> [Information supplied]

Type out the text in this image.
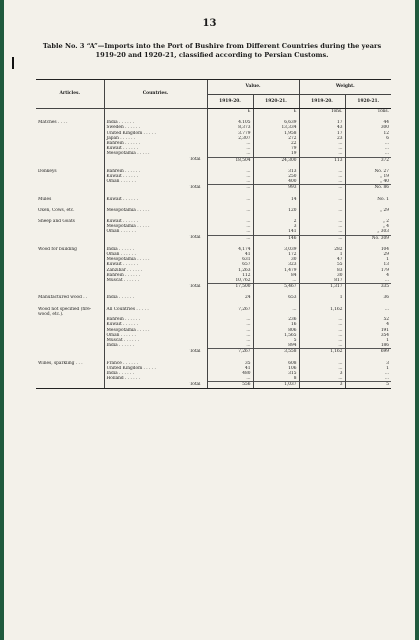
13
Table No. 3 “A”—Imports into the Port of Bushire from Different Countries during the years
1919-20 and 1920-21, classified according to Persian Customs.
Articles.	Countries.	Value.		Weight.	
		1919-20.	1920-21.	1919-20.	1920-21.
		£	£	Tons.	Tons.

Matches . . . .	India . . . . . .	4.105	6,639	17	44
	Sweden . . . . . .	8,373	13,334	43	300
	United Kingdom . . . . .	3.779	1,958	17	12
	Japan . . . . . .	2,307	272	23	6
	Bahrein . . . . . .	...	22	...	...
	Kuwait . . . . . .	...	79	...	...
	Mesopotamia . . . . .	...	19	...	...
	Total	18,504	24,300	113	372

Donkeys	Bahrein . . . . . .	...	313	...	No. 27
	Kuwait . . . . . .	...	250	...	„ 19
	Oman . . . . . .	...	400	...	„ 40
	Total	...	993	...	No. 86

Mules	Kuwait . . . . . .	...	14	...	No. 1

Oxen, Cows, etc.	Mesopotamia . . . . .	...	120	...	„ 29

Sheep and Goats	Kuwait . . . . . .	...	2	...	„ 2
	Mesopotamia . . . . .	...	3	...	„ 4
	Oman . . . . . .	...	141	...	„ 303
	Total	...	146	...	No. 309

Wood for building	India . . . . . .	4,174	3,039	282	104
	Oman . . . . . .	41	172	1	29
	Mesopotamia . . . . .	631	30	47	1
	Kuwait . . . . . .	657	323	55	13
	Zanzibar . . . . . .	1,263	1,479	83	179
	Bahrein . . . . . .	112	84	30	4
	Muscat . . . . . .	10,762	...	817	...
	Total	17,500	5,467	1,317	335

Manufactured wood . .	India . . . . . .	24	653	1	36

Wood not specified (fire-wood, etc.).	All Countries . . . . .	7,267	...	1,162	...
	Bahrein . . . . . .	...	236	...	52
	Kuwait . . . . . .	...	16	...	4
	Mesopotamia . . . . .	...	806	...	191
	Oman . . . . . .	...	1,565	...	354
	Muscat . . . . . .	...	5	...	1
	India . . . . . .	...	894	...	186
	Total	7,267	3,558	1,162	699

Wines, sparkling . . .	France . . . . . .	35	608	...	3
	United Kingdom . . . . .	41	106	...	1
	India . . . . . .	480	315	3	...
	Holland . . . . . .	...	8	...	...
	Total	556	1,037	3	5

> [Required task] Go through the entries above and output them exactly, without pictures.

> [Complete answer]
Type out the text in this image.
13
Table No. 3 “A”—Imports into the Port of Bushire from Different Countries during the years
1919-20 and 1920-21, classified according to Persian Customs.
Articles.	Countries.	Value.		Weight.	
		1919-20.	1920-21.	1919-20.	1920-21.
		£	£	Tons.	Tons.

Matches . . . .	India . . . . . .	4.105	6,639	17	44
	Sweden . . . . . .	8,373	13,334	43	300
	United Kingdom . . . . .	3.779	1,958	17	12
	Japan . . . . . .	2,307	272	23	6
	Bahrein . . . . . .	...	22	...	...
	Kuwait . . . . . .	...	79	...	...
	Mesopotamia . . . . .	...	19	...	...
	Total	18,504	24,300	113	372

Donkeys	Bahrein . . . . . .	...	313	...	No. 27
	Kuwait . . . . . .	...	250	...	„ 19
	Oman . . . . . .	...	400	...	„ 40
	Total	...	993	...	No. 86

Mules	Kuwait . . . . . .	...	14	...	No. 1

Oxen, Cows, etc.	Mesopotamia . . . . .	...	120	...	„ 29

Sheep and Goats	Kuwait . . . . . .	...	2	...	„ 2
	Mesopotamia . . . . .	...	3	...	„ 4
	Oman . . . . . .	...	141	...	„ 303
	Total	...	146	...	No. 309

Wood for building	India . . . . . .	4,174	3,039	282	104
	Oman . . . . . .	41	172	1	29
	Mesopotamia . . . . .	631	30	47	1
	Kuwait . . . . . .	657	323	55	13
	Zanzibar . . . . . .	1,263	1,479	83	179
	Bahrein . . . . . .	112	84	30	4
	Muscat . . . . . .	10,762	...	817	...
	Total	17,500	5,467	1,317	335

Manufactured wood . .	India . . . . . .	24	653	1	36

Wood not specified (fire-wood, etc.).	All Countries . . . . .	7,267	...	1,162	...
	Bahrein . . . . . .	...	236	...	52
	Kuwait . . . . . .	...	16	...	4
	Mesopotamia . . . . .	...	806	...	191
	Oman . . . . . .	...	1,565	...	354
	Muscat . . . . . .	...	5	...	1
	India . . . . . .	...	894	...	186
	Total	7,267	3,558	1,162	699

Wines, sparkling . . .	France . . . . . .	35	608	...	3
	United Kingdom . . . . .	41	106	...	1
	India . . . . . .	480	315	3	...
	Holland . . . . . .	...	8	...	...
	Total	556	1,037	3	5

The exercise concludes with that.